Data shown ▸
◇ ◇ ◇ ◇ ◇

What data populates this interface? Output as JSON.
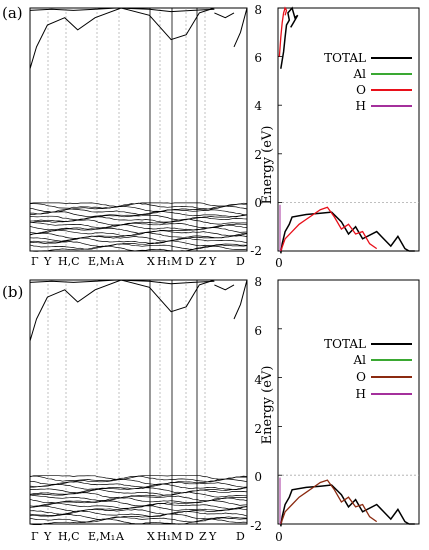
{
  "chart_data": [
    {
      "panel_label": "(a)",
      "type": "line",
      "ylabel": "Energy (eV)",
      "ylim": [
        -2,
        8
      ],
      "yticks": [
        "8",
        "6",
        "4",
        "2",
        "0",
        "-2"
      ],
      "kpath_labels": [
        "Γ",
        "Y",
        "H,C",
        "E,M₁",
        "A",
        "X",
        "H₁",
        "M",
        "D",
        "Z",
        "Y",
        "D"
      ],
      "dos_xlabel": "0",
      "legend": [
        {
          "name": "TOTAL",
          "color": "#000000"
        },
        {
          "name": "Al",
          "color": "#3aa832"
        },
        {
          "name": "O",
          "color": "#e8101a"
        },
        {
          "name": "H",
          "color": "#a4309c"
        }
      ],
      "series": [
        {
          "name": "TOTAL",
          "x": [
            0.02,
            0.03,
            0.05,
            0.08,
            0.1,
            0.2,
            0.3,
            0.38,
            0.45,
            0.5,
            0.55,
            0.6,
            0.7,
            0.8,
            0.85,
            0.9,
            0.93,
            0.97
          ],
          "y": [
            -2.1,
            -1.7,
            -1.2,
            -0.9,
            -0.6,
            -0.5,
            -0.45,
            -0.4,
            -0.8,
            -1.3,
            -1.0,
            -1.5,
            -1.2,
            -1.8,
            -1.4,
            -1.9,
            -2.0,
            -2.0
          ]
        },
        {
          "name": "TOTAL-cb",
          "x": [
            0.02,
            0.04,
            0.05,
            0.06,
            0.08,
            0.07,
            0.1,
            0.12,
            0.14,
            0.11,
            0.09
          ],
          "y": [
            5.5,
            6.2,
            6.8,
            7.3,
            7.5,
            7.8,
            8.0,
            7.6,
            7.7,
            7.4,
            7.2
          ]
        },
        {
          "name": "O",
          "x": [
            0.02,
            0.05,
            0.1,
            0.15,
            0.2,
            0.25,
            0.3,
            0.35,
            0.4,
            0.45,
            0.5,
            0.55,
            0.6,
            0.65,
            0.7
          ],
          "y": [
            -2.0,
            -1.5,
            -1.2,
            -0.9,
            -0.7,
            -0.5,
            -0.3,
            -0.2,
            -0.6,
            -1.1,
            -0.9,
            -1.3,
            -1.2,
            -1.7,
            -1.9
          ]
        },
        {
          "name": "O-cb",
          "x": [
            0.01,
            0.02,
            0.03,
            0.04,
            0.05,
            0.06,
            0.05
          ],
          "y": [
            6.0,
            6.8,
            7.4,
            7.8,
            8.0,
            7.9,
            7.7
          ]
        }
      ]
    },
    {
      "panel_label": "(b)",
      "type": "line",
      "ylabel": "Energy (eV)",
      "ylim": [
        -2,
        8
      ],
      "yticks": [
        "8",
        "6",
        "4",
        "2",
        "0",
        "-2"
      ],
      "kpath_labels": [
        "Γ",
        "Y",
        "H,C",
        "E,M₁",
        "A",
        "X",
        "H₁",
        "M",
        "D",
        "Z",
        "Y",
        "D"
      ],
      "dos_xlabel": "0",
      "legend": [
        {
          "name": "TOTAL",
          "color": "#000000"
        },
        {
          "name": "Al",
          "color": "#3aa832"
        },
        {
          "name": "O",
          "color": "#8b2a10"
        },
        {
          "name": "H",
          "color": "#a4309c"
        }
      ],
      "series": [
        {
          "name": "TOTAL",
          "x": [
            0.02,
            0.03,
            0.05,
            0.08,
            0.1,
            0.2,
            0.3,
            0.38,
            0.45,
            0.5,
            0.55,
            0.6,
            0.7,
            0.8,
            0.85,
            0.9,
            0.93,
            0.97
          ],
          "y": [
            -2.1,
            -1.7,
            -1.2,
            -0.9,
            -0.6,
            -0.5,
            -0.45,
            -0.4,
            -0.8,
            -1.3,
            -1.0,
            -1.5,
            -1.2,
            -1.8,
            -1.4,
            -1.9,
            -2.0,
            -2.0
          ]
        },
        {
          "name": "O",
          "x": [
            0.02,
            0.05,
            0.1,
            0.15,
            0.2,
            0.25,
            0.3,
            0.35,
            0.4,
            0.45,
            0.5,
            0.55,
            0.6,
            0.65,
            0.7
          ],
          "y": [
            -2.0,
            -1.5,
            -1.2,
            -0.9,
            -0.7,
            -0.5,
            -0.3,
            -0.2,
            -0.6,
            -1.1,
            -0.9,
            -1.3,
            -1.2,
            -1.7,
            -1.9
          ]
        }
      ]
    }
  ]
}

◇ ◇ ◇ ◇ ◇

To do ▸
Your copy of the data above should match it exactly, except that pictures are left out.

Answer below ▸
What data populates this interface? Output as JSON.
{
  "chart_data": [
    {
      "panel_label": "(a)",
      "type": "line",
      "ylabel": "Energy (eV)",
      "ylim": [
        -2,
        8
      ],
      "yticks": [
        "8",
        "6",
        "4",
        "2",
        "0",
        "-2"
      ],
      "kpath_labels": [
        "Γ",
        "Y",
        "H,C",
        "E,M₁",
        "A",
        "X",
        "H₁",
        "M",
        "D",
        "Z",
        "Y",
        "D"
      ],
      "dos_xlabel": "0",
      "legend": [
        {
          "name": "TOTAL",
          "color": "#000000"
        },
        {
          "name": "Al",
          "color": "#3aa832"
        },
        {
          "name": "O",
          "color": "#e8101a"
        },
        {
          "name": "H",
          "color": "#a4309c"
        }
      ],
      "series": [
        {
          "name": "TOTAL",
          "x": [
            0.02,
            0.03,
            0.05,
            0.08,
            0.1,
            0.2,
            0.3,
            0.38,
            0.45,
            0.5,
            0.55,
            0.6,
            0.7,
            0.8,
            0.85,
            0.9,
            0.93,
            0.97
          ],
          "y": [
            -2.1,
            -1.7,
            -1.2,
            -0.9,
            -0.6,
            -0.5,
            -0.45,
            -0.4,
            -0.8,
            -1.3,
            -1.0,
            -1.5,
            -1.2,
            -1.8,
            -1.4,
            -1.9,
            -2.0,
            -2.0
          ]
        },
        {
          "name": "TOTAL-cb",
          "x": [
            0.02,
            0.04,
            0.05,
            0.06,
            0.08,
            0.07,
            0.1,
            0.12,
            0.14,
            0.11,
            0.09
          ],
          "y": [
            5.5,
            6.2,
            6.8,
            7.3,
            7.5,
            7.8,
            8.0,
            7.6,
            7.7,
            7.4,
            7.2
          ]
        },
        {
          "name": "O",
          "x": [
            0.02,
            0.05,
            0.1,
            0.15,
            0.2,
            0.25,
            0.3,
            0.35,
            0.4,
            0.45,
            0.5,
            0.55,
            0.6,
            0.65,
            0.7
          ],
          "y": [
            -2.0,
            -1.5,
            -1.2,
            -0.9,
            -0.7,
            -0.5,
            -0.3,
            -0.2,
            -0.6,
            -1.1,
            -0.9,
            -1.3,
            -1.2,
            -1.7,
            -1.9
          ]
        },
        {
          "name": "O-cb",
          "x": [
            0.01,
            0.02,
            0.03,
            0.04,
            0.05,
            0.06,
            0.05
          ],
          "y": [
            6.0,
            6.8,
            7.4,
            7.8,
            8.0,
            7.9,
            7.7
          ]
        }
      ]
    },
    {
      "panel_label": "(b)",
      "type": "line",
      "ylabel": "Energy (eV)",
      "ylim": [
        -2,
        8
      ],
      "yticks": [
        "8",
        "6",
        "4",
        "2",
        "0",
        "-2"
      ],
      "kpath_labels": [
        "Γ",
        "Y",
        "H,C",
        "E,M₁",
        "A",
        "X",
        "H₁",
        "M",
        "D",
        "Z",
        "Y",
        "D"
      ],
      "dos_xlabel": "0",
      "legend": [
        {
          "name": "TOTAL",
          "color": "#000000"
        },
        {
          "name": "Al",
          "color": "#3aa832"
        },
        {
          "name": "O",
          "color": "#8b2a10"
        },
        {
          "name": "H",
          "color": "#a4309c"
        }
      ],
      "series": [
        {
          "name": "TOTAL",
          "x": [
            0.02,
            0.03,
            0.05,
            0.08,
            0.1,
            0.2,
            0.3,
            0.38,
            0.45,
            0.5,
            0.55,
            0.6,
            0.7,
            0.8,
            0.85,
            0.9,
            0.93,
            0.97
          ],
          "y": [
            -2.1,
            -1.7,
            -1.2,
            -0.9,
            -0.6,
            -0.5,
            -0.45,
            -0.4,
            -0.8,
            -1.3,
            -1.0,
            -1.5,
            -1.2,
            -1.8,
            -1.4,
            -1.9,
            -2.0,
            -2.0
          ]
        },
        {
          "name": "O",
          "x": [
            0.02,
            0.05,
            0.1,
            0.15,
            0.2,
            0.25,
            0.3,
            0.35,
            0.4,
            0.45,
            0.5,
            0.55,
            0.6,
            0.65,
            0.7
          ],
          "y": [
            -2.0,
            -1.5,
            -1.2,
            -0.9,
            -0.7,
            -0.5,
            -0.3,
            -0.2,
            -0.6,
            -1.1,
            -0.9,
            -1.3,
            -1.2,
            -1.7,
            -1.9
          ]
        }
      ]
    }
  ]
}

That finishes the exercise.